Work task 1:
In the TDD training outline, what form can f(x) be refactored to?
Work task 2:
Why does the TDD training outline move on to a GeneralPolynomial class whose constructor takes (A,B,C)? Answer in one to three sentences.
Work task 3:
Print the TDD training outline from "Create new projects" up to and including "fixture BasicPolynomialTests (class)".

Document text:
This outline is meant to serve as a guide for a developer that is experienced with Visual Studio, C# and NUnit to use in introducing Test Driven Development (TDD) to others. You, the trainer, will want discuss the why and how behind the tasks.
This guide was put together in the context of VS2005 & NUnit.
You may opt to have developers work in pairs for this training.
Learning the basics
Start off by discussing why tests are set up in a different project.
Create new projects Polynomial & PolynomialTests
Delete class1.cs under both of them
Include a reference to the project under test
Include a reference to the test framework
Create test fixture BasicPolynomialTests (class)
We will be implementing a compute method which returns the result of f(x) = x^2 + 5x + 6
the using statements that are needed by the test framework
using NUnit.Framework;
using NUnit.Framework.Constraints;
using NUnit.Framework.SyntaxHelpers;
Don't forget to make the test fixture public
Reviewed that there are reflection tags for the test fixture, fixture setup/teardown, test setup/teardown and the test itself
When and when not to use the different setup's/teardowns
We talked about setting up test classes based on what kind of set up they need
Talked about arrange-act-assert (See William Wake) http://weblogs.java.net/blog/wwake/archive/2003/12/
It can take a little bit to show/explain "this method doesn't exist yet, we're writing the way we want it to work"
With a nice IDE the method stub is generated for you (they really liked that) .
Create BasicPolynomial class, make it public - watch for namespace conflict
review the red-green-refactor sequence
make sure everything compiles now and you have a red bar in the test runner
implement the code that computes f(x)
compile and check out the green bar
Now refactor f(x) - it can be refactored to (x+2)(x+3)
Show them were they can find reference material on both the "classic" and new "constraints" assert methods
(we used the new NUnit constraints syntax)
http://nunit.org/index.php?p=assertions&r=2.4.3
Discuss how unit tests can be used to verify expected behavior
I think a string replace does this, is my expectation correct?
Talk about how we can do TDD in environments that don't directly have a testing framework - i.e.
Access
A little thinking for the trainees
Now the user wants to be able to solve all problems of the form Ax ^ 2 + Bx + C
Create a GeneralPolynomialTests fixture
Create a new GeneralPolynomial class
Need a constructor that takes (A,B,C)

[Structured page parsing data]
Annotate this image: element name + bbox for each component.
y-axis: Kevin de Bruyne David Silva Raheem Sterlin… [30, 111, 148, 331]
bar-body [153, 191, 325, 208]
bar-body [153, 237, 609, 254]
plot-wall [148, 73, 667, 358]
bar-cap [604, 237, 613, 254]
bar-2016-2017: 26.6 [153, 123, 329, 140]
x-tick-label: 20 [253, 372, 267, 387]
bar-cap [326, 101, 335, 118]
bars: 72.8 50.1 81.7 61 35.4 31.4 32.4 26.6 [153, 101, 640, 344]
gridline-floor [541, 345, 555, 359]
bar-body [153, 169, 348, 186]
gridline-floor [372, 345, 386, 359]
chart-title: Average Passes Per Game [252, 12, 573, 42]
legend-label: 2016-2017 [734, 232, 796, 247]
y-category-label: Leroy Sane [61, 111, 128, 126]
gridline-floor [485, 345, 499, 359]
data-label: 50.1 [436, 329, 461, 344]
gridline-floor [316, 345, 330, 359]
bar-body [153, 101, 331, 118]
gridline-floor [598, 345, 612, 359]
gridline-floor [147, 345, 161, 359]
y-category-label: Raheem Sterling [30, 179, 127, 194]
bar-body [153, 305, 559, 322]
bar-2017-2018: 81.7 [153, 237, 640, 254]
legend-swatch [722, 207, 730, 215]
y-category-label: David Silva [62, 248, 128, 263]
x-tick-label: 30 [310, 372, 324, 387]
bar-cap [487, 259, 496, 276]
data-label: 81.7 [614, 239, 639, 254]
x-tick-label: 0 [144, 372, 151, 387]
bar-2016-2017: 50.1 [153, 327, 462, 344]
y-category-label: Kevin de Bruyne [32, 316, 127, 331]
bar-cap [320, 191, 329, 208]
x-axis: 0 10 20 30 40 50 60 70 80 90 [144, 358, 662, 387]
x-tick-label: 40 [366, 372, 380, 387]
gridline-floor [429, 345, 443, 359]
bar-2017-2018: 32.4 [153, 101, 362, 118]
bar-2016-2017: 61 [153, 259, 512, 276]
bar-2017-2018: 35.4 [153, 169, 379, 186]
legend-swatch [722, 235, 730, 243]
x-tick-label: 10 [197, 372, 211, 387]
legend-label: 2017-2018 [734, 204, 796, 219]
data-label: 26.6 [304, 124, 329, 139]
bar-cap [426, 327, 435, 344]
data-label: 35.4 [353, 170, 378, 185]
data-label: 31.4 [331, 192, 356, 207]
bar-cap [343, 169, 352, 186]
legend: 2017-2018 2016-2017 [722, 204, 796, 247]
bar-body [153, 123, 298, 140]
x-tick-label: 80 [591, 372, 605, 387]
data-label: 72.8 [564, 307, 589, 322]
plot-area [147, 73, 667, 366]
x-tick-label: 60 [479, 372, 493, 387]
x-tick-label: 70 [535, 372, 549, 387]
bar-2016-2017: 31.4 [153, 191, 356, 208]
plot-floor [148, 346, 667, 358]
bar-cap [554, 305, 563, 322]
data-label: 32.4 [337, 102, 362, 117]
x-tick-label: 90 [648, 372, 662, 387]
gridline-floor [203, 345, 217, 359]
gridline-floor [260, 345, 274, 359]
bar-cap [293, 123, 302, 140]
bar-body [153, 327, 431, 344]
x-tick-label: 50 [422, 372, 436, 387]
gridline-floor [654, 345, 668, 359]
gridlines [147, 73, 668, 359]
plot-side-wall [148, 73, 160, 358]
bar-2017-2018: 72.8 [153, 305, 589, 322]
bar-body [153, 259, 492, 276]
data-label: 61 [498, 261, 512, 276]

Exercise answer 1:
(x+2)(x+3)

Exercise answer 2:
The user now wants to be able to solve all problems of the form Ax ^ 2 + Bx + C, not only f(x) = x^2 + 5x + 6. So the trainees create a GeneralPolynomialTests fixture and a new GeneralPolynomial class with a constructor that takes (A,B,C).

Exercise answer 3:
Create new projects Polynomial & PolynomialTests
Delete class1.cs under both of them
Include a reference to the project under test
Include a reference to the test framework
Create test fixture BasicPolynomialTests (class)